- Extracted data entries
>>>
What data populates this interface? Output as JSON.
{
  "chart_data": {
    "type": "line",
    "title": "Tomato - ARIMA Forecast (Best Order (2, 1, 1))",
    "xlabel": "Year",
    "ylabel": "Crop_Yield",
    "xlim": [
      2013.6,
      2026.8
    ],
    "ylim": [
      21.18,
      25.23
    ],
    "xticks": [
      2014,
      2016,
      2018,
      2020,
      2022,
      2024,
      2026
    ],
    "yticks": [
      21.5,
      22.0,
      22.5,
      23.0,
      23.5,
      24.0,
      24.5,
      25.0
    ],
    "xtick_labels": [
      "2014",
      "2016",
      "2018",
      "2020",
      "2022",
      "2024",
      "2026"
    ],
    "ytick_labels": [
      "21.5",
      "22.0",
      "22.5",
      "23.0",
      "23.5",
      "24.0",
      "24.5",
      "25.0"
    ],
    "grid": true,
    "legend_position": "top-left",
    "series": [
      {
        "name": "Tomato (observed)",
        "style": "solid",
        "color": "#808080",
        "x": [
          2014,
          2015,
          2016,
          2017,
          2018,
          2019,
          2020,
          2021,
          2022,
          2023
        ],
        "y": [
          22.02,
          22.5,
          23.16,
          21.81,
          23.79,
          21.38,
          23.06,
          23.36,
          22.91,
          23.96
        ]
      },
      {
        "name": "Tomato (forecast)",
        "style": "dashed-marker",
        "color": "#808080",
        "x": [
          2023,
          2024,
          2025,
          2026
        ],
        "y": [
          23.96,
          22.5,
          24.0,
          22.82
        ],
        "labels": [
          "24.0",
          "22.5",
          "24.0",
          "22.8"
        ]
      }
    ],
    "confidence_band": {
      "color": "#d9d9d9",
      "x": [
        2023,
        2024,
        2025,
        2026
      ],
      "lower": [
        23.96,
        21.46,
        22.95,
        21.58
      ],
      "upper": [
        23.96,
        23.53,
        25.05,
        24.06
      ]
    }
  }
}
<<<
- Your instructions
Copy all of the data exactly.

- Solution to this problem
What data populates this interface? Output as JSON.
{
  "chart_data": {
    "type": "line",
    "title": "Tomato - ARIMA Forecast (Best Order (2, 1, 1))",
    "xlabel": "Year",
    "ylabel": "Crop_Yield",
    "xlim": [
      2013.6,
      2026.8
    ],
    "ylim": [
      21.18,
      25.23
    ],
    "xticks": [
      2014,
      2016,
      2018,
      2020,
      2022,
      2024,
      2026
    ],
    "yticks": [
      21.5,
      22.0,
      22.5,
      23.0,
      23.5,
      24.0,
      24.5,
      25.0
    ],
    "xtick_labels": [
      "2014",
      "2016",
      "2018",
      "2020",
      "2022",
      "2024",
      "2026"
    ],
    "ytick_labels": [
      "21.5",
      "22.0",
      "22.5",
      "23.0",
      "23.5",
      "24.0",
      "24.5",
      "25.0"
    ],
    "grid": true,
    "legend_position": "top-left",
    "series": [
      {
        "name": "Tomato (observed)",
        "style": "solid",
        "color": "#808080",
        "x": [
          2014,
          2015,
          2016,
          2017,
          2018,
          2019,
          2020,
          2021,
          2022,
          2023
        ],
        "y": [
          22.02,
          22.5,
          23.16,
          21.81,
          23.79,
          21.38,
          23.06,
          23.36,
          22.91,
          23.96
        ]
      },
      {
        "name": "Tomato (forecast)",
        "style": "dashed-marker",
        "color": "#808080",
        "x": [
          2023,
          2024,
          2025,
          2026
        ],
        "y": [
          23.96,
          22.5,
          24.0,
          22.82
        ],
        "labels": [
          "24.0",
          "22.5",
          "24.0",
          "22.8"
        ]
      }
    ],
    "confidence_band": {
      "color": "#d9d9d9",
      "x": [
        2023,
        2024,
        2025,
        2026
      ],
      "lower": [
        23.96,
        21.46,
        22.95,
        21.58
      ],
      "upper": [
        23.96,
        23.53,
        25.05,
        24.06
      ]
    }
  }
}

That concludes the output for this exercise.